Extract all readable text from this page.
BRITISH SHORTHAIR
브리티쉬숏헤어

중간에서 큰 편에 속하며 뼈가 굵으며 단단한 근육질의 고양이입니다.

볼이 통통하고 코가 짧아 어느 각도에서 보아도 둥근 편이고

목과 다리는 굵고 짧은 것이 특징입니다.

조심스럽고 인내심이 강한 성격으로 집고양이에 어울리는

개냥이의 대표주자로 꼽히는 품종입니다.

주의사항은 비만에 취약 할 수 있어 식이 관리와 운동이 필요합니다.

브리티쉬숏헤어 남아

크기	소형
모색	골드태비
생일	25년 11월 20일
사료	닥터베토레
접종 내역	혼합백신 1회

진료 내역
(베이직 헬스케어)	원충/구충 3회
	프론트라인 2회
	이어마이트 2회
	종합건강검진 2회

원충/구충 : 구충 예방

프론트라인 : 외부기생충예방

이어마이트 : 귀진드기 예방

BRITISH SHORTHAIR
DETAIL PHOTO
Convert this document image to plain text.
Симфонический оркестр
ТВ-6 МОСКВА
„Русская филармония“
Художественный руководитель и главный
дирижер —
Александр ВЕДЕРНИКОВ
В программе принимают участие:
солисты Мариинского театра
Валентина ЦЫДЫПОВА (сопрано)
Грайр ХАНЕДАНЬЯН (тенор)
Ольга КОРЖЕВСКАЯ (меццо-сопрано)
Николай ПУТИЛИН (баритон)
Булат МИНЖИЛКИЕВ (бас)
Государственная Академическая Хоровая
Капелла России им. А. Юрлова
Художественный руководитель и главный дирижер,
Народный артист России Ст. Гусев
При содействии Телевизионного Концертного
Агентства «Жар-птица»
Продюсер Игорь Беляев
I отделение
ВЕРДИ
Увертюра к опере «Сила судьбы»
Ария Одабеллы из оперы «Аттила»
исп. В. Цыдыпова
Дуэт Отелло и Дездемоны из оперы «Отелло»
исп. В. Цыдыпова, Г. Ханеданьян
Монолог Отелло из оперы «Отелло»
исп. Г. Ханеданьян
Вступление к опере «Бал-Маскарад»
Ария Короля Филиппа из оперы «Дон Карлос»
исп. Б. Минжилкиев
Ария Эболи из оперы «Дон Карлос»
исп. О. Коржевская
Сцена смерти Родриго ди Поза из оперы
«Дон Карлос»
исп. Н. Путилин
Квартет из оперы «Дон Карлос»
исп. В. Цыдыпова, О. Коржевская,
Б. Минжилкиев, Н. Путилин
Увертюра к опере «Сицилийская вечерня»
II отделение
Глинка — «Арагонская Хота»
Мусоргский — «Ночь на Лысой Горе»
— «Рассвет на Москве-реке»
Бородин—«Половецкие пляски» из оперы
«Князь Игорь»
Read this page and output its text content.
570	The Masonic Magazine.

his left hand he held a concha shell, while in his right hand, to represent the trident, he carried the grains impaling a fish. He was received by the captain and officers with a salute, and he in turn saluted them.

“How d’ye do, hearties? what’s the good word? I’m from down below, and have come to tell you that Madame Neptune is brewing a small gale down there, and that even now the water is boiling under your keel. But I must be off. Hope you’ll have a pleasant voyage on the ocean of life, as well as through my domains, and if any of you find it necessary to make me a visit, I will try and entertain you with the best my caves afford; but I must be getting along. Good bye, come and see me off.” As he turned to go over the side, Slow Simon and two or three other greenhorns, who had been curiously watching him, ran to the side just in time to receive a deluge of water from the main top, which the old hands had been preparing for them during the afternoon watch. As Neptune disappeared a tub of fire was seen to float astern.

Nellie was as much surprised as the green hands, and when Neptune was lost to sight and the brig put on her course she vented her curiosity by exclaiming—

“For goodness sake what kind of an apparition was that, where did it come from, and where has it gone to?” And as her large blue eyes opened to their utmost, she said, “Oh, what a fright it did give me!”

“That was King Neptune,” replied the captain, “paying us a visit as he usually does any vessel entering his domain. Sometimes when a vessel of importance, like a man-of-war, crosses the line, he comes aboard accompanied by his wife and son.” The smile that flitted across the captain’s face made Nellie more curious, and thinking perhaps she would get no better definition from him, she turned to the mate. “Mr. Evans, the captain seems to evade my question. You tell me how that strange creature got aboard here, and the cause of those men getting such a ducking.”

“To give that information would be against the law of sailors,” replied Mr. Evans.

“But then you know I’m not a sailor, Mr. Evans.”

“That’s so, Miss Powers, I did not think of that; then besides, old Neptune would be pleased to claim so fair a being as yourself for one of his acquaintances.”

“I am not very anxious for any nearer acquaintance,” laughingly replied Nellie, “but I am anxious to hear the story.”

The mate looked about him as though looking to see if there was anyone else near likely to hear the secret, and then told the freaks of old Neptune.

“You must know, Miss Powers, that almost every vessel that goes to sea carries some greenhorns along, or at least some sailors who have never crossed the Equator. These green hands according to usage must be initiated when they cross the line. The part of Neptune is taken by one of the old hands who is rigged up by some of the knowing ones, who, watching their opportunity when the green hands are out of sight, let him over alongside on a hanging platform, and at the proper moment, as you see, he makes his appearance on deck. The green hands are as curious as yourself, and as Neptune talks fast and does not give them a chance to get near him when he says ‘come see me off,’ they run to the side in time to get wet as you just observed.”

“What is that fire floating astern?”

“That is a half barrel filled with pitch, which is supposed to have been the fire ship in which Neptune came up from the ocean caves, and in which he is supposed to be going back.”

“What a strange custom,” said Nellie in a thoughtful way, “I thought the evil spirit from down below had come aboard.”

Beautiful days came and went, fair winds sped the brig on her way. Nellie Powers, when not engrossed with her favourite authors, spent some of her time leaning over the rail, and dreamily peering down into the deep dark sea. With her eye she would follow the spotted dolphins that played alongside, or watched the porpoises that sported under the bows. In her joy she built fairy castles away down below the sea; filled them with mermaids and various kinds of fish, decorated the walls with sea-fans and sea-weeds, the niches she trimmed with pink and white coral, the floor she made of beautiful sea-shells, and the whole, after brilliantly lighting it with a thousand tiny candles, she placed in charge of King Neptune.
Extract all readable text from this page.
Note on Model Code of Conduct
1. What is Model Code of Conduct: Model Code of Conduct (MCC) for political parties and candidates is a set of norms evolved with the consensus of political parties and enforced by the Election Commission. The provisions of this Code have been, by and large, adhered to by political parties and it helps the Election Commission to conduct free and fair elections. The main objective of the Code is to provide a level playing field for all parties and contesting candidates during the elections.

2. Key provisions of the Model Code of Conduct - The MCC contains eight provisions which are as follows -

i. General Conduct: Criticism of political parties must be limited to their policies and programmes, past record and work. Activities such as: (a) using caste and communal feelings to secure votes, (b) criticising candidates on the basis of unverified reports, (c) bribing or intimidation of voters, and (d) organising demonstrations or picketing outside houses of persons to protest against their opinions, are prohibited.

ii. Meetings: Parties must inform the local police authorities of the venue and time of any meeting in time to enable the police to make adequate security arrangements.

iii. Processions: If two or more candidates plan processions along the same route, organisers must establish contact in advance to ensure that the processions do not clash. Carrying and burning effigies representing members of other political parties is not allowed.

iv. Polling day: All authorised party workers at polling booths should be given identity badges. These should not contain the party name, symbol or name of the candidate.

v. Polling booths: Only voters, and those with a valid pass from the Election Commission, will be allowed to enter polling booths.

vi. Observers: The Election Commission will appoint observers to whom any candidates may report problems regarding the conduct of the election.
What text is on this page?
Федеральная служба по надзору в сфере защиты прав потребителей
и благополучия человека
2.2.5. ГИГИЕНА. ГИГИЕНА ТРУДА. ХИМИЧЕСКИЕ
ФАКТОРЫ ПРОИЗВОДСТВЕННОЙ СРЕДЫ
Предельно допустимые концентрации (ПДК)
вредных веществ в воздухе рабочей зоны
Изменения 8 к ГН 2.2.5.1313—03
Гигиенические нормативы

____________

#### [Written problem]
Copy out all lines from the material above that contain the string "sight".

#### [Result of this exercise]
Nellie was as much surprised as the green hands, and when Neptune was lost to sight and the brig put on her course she vented her curiosity by exclaiming—
“You must know, Miss Powers, that almost every vessel that goes to sea carries some greenhorns along, or at least some sailors who have never crossed the Equator. These green hands according to usage must be initiated when they cross the line. The part of Neptune is taken by one of the old hands who is rigged up by some of the knowing ones, who, watching their opportunity when the green hands are out of sight, let him over alongside on a hanging platform, and at the proper moment, as you see, he makes his appearance on deck. The green hands are as curious as yourself, and as Neptune talks fast and does not give them a chance to get near him when he says ‘come see me off,’ they run to the side in time to get wet as you just observed.”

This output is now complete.